Records from a collection:
────────────────────

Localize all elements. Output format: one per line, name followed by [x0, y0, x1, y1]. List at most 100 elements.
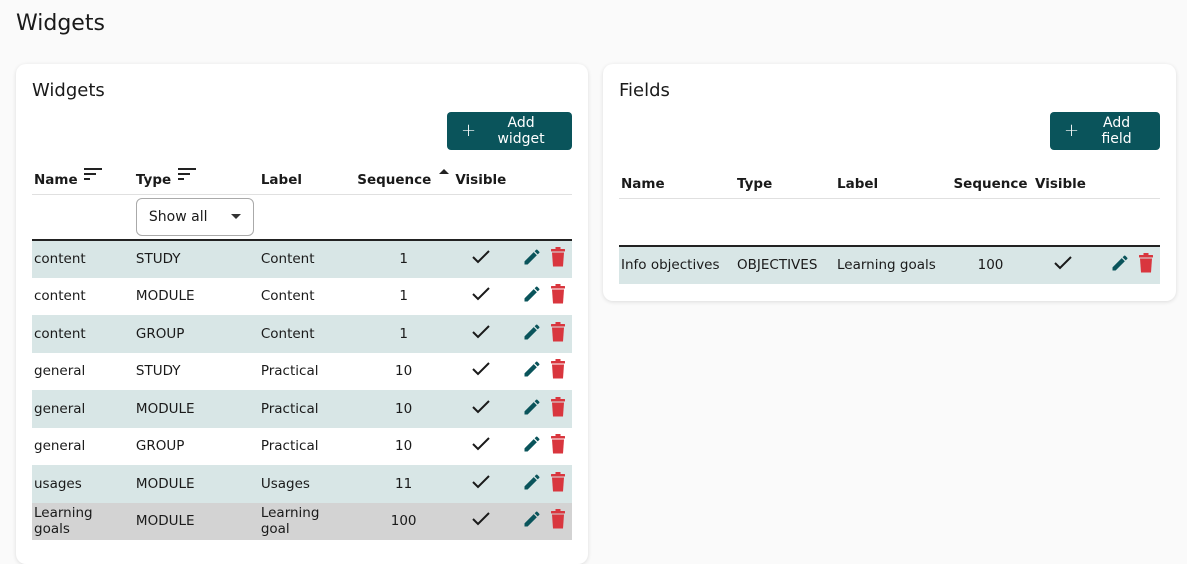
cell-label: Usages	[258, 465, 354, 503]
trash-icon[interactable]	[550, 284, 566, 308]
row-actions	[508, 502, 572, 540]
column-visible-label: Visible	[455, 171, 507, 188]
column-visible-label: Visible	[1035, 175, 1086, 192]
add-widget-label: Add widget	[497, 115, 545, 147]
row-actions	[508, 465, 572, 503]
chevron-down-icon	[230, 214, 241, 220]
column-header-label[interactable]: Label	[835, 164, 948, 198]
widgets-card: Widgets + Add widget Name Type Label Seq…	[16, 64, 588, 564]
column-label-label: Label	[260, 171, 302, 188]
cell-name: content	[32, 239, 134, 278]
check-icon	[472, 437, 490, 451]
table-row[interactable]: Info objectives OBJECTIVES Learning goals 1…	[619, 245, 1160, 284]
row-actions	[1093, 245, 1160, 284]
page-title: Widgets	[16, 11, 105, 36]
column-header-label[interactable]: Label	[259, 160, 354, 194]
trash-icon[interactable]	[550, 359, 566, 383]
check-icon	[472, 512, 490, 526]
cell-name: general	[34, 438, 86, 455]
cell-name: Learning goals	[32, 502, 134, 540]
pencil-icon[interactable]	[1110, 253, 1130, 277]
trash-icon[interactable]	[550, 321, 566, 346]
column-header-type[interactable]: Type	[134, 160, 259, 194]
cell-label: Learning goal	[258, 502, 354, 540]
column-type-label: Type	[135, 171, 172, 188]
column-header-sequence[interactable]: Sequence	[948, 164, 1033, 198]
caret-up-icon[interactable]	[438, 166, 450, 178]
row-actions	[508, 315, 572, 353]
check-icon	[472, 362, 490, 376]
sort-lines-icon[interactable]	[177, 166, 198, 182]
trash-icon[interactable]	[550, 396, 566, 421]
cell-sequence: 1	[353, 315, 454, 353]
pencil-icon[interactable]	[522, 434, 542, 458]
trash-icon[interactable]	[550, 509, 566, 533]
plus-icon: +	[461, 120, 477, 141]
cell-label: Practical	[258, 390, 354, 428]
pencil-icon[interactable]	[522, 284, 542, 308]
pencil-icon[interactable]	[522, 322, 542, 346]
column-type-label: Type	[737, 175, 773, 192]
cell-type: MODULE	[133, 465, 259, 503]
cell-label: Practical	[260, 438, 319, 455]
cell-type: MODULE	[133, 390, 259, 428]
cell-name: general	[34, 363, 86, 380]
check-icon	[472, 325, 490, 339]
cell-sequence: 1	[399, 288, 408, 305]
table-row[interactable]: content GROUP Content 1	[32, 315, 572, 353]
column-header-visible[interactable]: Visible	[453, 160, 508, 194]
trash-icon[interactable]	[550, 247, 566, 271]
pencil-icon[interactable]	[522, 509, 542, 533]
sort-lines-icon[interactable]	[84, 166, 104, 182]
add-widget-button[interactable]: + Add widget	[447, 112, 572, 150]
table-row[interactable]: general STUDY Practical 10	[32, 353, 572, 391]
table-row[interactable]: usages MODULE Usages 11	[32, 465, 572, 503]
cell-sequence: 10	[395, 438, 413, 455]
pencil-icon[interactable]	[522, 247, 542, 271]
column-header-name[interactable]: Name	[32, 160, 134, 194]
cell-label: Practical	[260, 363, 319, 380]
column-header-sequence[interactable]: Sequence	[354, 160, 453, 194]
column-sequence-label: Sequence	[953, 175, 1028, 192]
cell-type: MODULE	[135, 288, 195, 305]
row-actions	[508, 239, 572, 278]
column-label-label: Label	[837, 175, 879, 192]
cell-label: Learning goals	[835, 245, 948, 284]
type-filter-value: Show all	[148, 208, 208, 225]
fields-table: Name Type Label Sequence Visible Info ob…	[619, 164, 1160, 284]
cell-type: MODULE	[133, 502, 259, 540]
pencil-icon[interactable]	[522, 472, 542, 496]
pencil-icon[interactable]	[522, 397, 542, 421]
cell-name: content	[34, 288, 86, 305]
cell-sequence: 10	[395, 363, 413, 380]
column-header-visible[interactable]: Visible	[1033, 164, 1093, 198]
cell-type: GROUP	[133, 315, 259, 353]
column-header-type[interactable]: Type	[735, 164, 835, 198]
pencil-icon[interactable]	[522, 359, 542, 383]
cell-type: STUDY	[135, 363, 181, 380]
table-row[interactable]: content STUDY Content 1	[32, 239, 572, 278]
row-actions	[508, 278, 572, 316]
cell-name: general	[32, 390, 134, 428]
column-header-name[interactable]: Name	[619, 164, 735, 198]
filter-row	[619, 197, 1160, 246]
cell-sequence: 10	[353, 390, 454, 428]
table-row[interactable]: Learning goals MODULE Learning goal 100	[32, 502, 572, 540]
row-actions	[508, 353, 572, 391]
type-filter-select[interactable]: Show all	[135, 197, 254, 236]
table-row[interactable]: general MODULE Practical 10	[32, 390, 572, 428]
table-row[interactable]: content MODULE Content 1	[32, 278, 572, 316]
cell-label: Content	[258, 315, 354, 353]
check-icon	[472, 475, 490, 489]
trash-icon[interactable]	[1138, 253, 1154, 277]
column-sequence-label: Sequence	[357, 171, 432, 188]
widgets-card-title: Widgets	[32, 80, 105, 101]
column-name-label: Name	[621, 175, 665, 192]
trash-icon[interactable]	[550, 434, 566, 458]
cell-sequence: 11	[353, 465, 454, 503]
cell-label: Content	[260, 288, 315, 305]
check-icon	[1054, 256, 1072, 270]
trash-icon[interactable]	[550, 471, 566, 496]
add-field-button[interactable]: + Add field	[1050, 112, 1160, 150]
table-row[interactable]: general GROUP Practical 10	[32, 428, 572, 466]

────────────────────

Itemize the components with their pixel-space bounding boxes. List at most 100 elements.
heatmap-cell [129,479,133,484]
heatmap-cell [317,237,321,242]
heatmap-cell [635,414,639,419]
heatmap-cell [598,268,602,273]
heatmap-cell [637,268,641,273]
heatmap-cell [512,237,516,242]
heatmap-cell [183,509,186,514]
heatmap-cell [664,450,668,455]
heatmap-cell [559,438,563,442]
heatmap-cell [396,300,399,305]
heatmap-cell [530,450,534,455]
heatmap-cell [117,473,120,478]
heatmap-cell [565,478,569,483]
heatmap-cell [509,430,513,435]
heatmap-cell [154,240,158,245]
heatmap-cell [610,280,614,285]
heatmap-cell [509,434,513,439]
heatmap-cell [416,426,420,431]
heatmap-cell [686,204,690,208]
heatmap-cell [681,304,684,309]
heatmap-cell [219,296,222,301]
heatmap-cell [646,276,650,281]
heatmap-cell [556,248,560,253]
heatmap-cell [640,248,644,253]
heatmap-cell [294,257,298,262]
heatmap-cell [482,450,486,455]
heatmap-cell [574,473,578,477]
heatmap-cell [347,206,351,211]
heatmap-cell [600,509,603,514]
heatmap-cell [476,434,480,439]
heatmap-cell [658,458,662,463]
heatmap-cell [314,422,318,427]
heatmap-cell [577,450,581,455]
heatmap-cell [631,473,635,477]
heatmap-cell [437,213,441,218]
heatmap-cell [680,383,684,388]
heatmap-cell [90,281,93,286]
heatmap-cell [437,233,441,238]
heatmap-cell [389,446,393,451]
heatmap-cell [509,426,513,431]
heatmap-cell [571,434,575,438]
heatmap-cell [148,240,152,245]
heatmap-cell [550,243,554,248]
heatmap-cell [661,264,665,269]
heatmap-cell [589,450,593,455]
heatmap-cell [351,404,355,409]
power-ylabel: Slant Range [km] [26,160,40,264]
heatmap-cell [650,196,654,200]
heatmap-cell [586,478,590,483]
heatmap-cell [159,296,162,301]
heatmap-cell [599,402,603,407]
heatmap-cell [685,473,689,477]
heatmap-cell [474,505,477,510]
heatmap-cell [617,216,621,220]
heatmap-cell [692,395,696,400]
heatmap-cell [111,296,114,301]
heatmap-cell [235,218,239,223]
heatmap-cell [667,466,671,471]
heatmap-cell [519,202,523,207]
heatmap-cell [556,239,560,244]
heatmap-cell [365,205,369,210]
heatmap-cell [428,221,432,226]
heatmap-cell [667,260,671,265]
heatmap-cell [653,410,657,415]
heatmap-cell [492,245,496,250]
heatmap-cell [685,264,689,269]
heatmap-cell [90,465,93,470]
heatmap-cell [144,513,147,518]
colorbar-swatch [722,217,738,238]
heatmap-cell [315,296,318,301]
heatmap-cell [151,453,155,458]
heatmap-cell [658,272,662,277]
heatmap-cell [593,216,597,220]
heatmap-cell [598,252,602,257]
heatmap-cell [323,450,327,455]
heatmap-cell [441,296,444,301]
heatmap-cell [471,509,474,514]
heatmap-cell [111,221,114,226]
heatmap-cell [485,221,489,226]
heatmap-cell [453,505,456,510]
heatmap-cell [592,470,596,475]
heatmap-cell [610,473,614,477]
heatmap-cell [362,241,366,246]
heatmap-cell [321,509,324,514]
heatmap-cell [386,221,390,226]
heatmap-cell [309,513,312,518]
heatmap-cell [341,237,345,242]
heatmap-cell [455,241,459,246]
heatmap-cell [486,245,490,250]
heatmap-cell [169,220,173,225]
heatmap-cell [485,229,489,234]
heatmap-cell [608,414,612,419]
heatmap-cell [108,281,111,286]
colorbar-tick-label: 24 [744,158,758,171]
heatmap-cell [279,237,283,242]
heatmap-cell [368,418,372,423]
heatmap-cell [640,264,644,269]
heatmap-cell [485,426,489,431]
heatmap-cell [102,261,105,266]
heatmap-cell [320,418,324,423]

────────────────────

PROBLEM REQUIREMENTS:
Copy out the lines of the records verbatim, starting at the line that contains "465, 354, 503]" and ending at the line that contains "502, 134, 540]", with both of those lines included.

IN RESPONSE:
cell-label: Usages	[258, 465, 354, 503]
trash-icon[interactable]	[550, 284, 566, 308]
row-actions	[508, 502, 572, 540]
column-visible-label: Visible	[455, 171, 507, 188]
column-visible-label: Visible	[1035, 175, 1086, 192]
add-widget-label: Add widget	[497, 115, 545, 147]
row-actions	[508, 465, 572, 503]
chevron-down-icon	[230, 214, 241, 220]
column-header-label[interactable]: Label	[835, 164, 948, 198]
widgets-card: Widgets + Add widget Name Type Label Seq…	[16, 64, 588, 564]
column-label-label: Label	[260, 171, 302, 188]
cell-name: content	[32, 239, 134, 278]
check-icon	[472, 437, 490, 451]
table-row[interactable]: Info objectives OBJECTIVES Learning goals 1…	[619, 245, 1160, 284]
row-actions	[1093, 245, 1160, 284]
page-title: Widgets	[16, 11, 105, 36]
column-header-label[interactable]: Label	[259, 160, 354, 194]
trash-icon[interactable]	[550, 359, 566, 383]
check-icon	[472, 512, 490, 526]
cell-name: general	[34, 438, 86, 455]
cell-name: Learning goals	[32, 502, 134, 540]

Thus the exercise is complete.